* [Material]
________________

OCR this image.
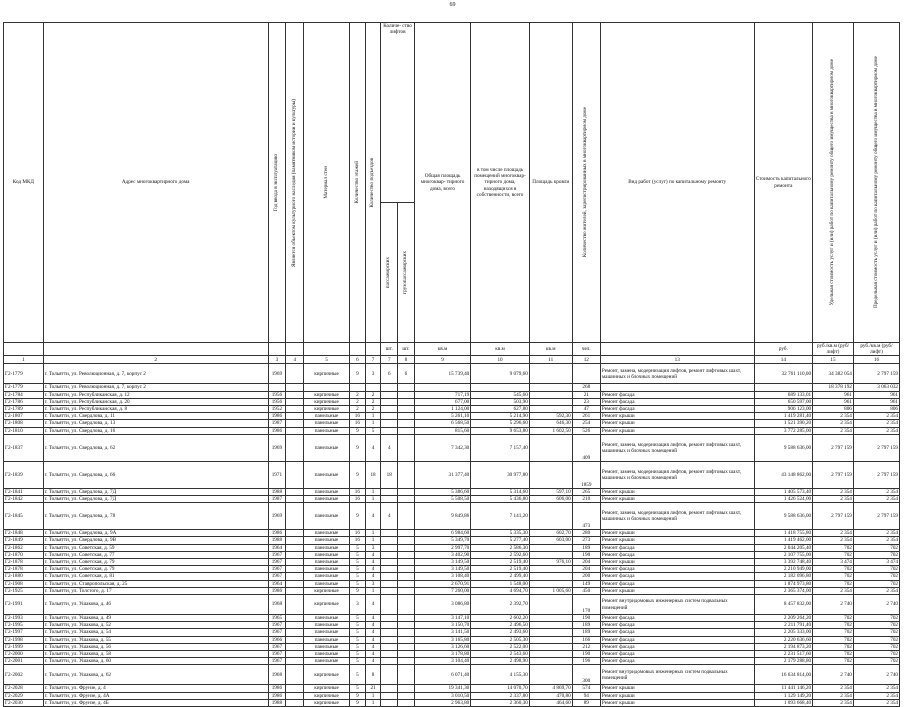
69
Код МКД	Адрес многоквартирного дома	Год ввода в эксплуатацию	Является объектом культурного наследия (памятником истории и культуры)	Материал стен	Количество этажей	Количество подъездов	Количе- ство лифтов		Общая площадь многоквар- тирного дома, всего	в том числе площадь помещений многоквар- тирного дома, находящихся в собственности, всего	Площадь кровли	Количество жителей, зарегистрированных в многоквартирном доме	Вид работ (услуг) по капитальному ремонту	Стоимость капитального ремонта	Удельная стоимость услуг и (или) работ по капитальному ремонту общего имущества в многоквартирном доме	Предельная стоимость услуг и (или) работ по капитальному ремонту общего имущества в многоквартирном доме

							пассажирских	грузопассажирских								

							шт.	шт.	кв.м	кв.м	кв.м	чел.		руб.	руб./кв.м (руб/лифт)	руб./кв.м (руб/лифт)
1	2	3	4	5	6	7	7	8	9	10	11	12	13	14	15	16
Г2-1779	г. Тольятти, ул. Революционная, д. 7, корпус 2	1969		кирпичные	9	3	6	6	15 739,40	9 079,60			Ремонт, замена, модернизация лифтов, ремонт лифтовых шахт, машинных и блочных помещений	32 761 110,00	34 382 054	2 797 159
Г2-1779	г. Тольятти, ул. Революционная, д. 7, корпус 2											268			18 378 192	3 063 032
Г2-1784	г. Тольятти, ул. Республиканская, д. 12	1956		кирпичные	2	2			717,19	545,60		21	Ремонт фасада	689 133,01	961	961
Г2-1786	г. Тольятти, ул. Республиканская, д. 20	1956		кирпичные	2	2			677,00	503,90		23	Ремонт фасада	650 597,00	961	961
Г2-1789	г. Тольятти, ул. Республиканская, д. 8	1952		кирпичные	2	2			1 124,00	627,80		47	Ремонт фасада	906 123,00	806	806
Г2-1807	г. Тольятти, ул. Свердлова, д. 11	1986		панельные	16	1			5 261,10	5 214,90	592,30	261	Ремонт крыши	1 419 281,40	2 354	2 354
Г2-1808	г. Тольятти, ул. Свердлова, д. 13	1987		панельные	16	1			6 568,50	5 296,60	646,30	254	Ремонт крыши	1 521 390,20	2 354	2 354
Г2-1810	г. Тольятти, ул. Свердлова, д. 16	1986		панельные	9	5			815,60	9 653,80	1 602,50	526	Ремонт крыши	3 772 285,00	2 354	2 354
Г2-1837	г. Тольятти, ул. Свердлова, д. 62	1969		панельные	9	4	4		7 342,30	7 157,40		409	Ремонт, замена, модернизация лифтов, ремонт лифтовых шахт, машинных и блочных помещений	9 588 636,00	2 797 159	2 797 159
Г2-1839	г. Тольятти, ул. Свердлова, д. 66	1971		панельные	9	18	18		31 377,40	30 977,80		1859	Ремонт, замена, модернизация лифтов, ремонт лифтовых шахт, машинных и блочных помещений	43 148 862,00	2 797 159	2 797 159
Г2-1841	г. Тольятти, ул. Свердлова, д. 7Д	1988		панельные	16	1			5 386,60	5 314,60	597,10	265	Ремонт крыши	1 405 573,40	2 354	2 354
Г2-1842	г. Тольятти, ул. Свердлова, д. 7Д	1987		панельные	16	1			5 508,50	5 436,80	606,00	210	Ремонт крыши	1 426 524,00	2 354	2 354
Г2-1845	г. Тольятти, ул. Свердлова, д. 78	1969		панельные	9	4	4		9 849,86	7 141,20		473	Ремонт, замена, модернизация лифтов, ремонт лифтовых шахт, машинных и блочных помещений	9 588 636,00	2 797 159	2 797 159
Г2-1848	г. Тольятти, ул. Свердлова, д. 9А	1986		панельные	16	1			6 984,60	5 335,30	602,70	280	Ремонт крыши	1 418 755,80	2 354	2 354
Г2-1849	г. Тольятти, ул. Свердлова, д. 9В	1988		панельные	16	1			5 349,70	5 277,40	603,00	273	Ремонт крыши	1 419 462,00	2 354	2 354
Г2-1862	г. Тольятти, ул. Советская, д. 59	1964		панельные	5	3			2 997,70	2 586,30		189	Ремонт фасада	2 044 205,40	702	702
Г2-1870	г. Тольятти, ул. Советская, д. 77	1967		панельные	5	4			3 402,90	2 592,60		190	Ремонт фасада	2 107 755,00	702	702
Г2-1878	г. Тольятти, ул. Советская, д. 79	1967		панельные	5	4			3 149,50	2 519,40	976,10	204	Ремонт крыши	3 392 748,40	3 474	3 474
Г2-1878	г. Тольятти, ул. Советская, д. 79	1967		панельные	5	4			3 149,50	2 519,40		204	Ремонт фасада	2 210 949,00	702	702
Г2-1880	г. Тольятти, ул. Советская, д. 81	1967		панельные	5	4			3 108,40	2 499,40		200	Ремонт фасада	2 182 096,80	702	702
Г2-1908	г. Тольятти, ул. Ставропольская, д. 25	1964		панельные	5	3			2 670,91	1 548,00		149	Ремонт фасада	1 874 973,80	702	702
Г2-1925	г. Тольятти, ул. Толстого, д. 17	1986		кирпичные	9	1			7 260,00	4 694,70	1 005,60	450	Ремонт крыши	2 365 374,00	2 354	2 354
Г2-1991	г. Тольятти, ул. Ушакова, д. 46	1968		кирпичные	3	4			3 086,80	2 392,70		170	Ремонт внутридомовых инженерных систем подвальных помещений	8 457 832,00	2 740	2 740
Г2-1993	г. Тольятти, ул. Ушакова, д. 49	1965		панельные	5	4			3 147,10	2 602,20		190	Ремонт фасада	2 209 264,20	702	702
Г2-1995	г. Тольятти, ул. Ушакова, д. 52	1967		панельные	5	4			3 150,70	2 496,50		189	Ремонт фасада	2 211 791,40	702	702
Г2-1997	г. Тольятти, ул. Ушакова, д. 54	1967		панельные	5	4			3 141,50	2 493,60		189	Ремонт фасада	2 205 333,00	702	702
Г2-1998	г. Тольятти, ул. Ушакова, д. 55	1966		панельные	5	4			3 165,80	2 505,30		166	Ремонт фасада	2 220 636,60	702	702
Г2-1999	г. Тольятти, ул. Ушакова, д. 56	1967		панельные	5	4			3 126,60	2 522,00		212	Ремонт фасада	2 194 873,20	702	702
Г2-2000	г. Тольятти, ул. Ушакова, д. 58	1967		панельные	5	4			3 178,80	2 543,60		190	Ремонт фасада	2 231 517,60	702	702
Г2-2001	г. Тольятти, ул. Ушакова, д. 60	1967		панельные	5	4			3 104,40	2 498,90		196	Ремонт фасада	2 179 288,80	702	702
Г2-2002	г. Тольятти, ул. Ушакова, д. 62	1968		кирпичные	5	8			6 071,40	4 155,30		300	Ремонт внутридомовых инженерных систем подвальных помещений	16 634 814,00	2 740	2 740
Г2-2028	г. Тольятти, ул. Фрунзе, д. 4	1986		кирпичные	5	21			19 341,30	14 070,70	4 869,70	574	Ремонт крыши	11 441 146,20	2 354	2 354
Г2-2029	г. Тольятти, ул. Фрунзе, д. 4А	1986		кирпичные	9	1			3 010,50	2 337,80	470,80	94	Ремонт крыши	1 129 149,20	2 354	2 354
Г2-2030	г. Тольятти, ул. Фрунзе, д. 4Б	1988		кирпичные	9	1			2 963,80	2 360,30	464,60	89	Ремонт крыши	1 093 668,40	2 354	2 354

________________

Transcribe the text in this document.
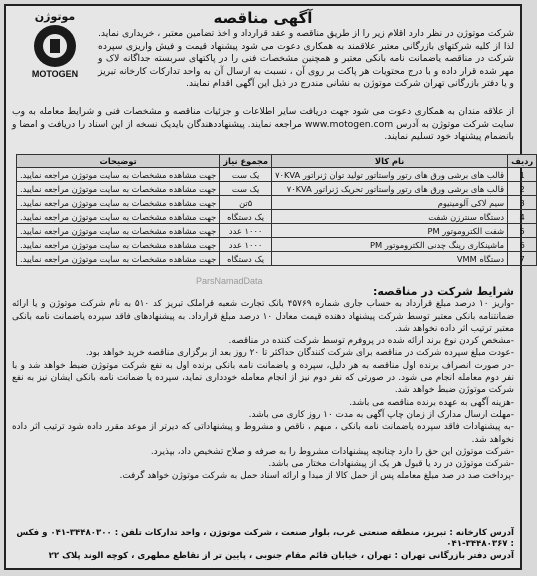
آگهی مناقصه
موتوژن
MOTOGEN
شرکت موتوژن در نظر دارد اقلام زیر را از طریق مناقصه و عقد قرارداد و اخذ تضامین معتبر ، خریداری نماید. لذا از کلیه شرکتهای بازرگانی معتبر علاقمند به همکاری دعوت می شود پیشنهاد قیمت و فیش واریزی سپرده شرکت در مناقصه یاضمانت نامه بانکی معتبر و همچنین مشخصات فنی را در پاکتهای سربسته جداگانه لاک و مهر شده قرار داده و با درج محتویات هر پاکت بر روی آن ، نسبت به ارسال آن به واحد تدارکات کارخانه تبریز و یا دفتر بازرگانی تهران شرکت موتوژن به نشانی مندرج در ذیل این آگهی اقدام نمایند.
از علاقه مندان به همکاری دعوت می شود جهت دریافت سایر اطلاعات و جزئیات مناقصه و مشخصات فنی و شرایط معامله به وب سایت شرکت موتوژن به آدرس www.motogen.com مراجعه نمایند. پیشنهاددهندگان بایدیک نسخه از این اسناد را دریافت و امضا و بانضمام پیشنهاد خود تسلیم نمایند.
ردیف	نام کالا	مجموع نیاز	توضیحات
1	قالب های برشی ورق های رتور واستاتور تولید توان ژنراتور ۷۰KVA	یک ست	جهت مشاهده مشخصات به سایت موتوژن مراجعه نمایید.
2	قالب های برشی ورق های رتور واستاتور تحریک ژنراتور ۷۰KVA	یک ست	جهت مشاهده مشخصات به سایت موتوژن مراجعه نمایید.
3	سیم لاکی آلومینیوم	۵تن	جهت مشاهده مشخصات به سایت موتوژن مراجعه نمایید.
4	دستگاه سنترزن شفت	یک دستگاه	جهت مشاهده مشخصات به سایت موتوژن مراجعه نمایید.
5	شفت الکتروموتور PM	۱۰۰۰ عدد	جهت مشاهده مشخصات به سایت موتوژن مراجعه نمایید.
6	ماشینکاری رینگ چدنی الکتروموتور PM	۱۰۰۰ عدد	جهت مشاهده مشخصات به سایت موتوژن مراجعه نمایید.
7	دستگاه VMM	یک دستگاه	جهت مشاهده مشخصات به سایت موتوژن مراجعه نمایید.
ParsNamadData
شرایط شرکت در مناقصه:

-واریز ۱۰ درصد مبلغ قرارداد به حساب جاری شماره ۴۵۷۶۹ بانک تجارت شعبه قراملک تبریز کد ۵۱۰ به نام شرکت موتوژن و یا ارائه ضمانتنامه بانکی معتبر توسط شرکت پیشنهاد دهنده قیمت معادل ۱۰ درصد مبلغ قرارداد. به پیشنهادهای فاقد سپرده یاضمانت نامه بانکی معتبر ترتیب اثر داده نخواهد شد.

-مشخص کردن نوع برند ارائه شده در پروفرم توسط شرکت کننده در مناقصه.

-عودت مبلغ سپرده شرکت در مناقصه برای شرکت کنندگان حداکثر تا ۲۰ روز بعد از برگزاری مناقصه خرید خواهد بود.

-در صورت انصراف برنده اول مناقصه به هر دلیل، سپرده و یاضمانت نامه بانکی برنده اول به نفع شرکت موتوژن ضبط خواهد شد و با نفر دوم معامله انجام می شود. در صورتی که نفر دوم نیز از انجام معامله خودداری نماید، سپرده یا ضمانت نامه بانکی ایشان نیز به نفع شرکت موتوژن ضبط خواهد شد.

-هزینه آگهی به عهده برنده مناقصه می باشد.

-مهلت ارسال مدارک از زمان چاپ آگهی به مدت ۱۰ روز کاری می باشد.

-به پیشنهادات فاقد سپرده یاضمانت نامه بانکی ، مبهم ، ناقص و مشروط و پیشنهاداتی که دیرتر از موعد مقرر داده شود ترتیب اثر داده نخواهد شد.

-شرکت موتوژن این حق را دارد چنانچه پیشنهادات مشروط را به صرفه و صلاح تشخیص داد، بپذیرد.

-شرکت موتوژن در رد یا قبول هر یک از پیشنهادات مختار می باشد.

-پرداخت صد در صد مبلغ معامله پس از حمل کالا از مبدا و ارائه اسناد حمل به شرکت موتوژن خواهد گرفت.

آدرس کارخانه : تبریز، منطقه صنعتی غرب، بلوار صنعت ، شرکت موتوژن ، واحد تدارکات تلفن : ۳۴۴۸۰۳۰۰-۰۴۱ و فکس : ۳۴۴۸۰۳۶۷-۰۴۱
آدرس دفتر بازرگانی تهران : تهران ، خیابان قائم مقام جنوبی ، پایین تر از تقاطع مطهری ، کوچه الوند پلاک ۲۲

________________

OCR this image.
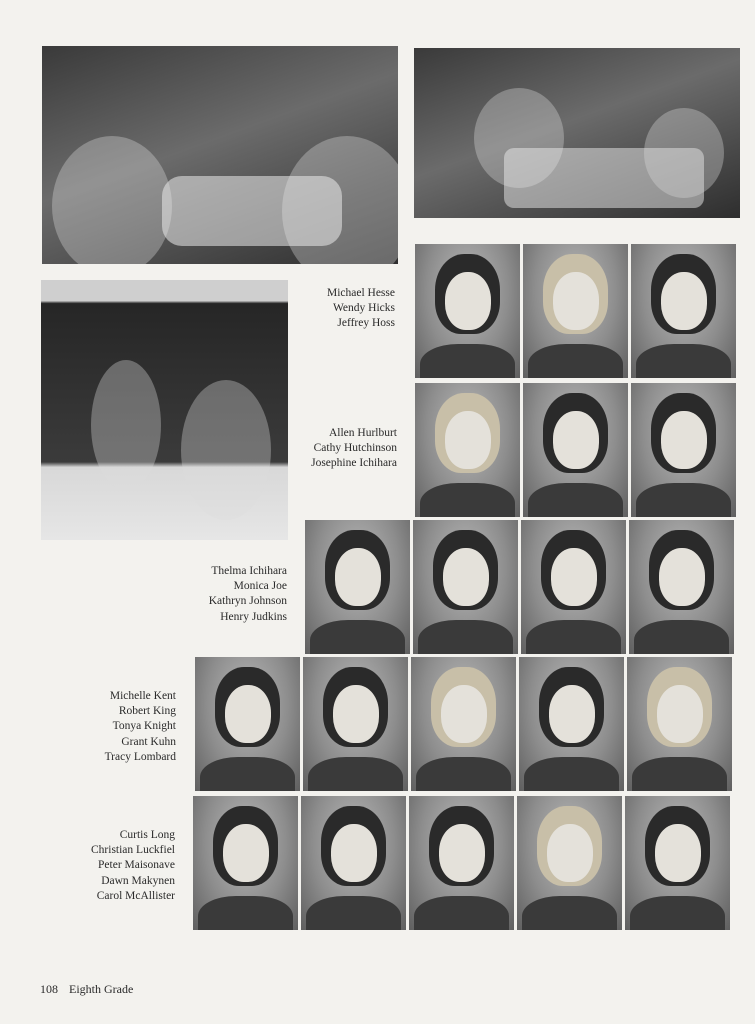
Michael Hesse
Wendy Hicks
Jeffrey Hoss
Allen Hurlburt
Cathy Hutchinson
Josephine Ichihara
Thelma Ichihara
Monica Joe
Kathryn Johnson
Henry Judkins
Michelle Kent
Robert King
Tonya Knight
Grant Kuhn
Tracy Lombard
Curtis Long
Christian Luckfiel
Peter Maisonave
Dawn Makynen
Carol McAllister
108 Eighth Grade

________________

Read the data above and pull out each line that holds the string "Ichihara".

* [Response]
Josephine Ichihara
Thelma Ichihara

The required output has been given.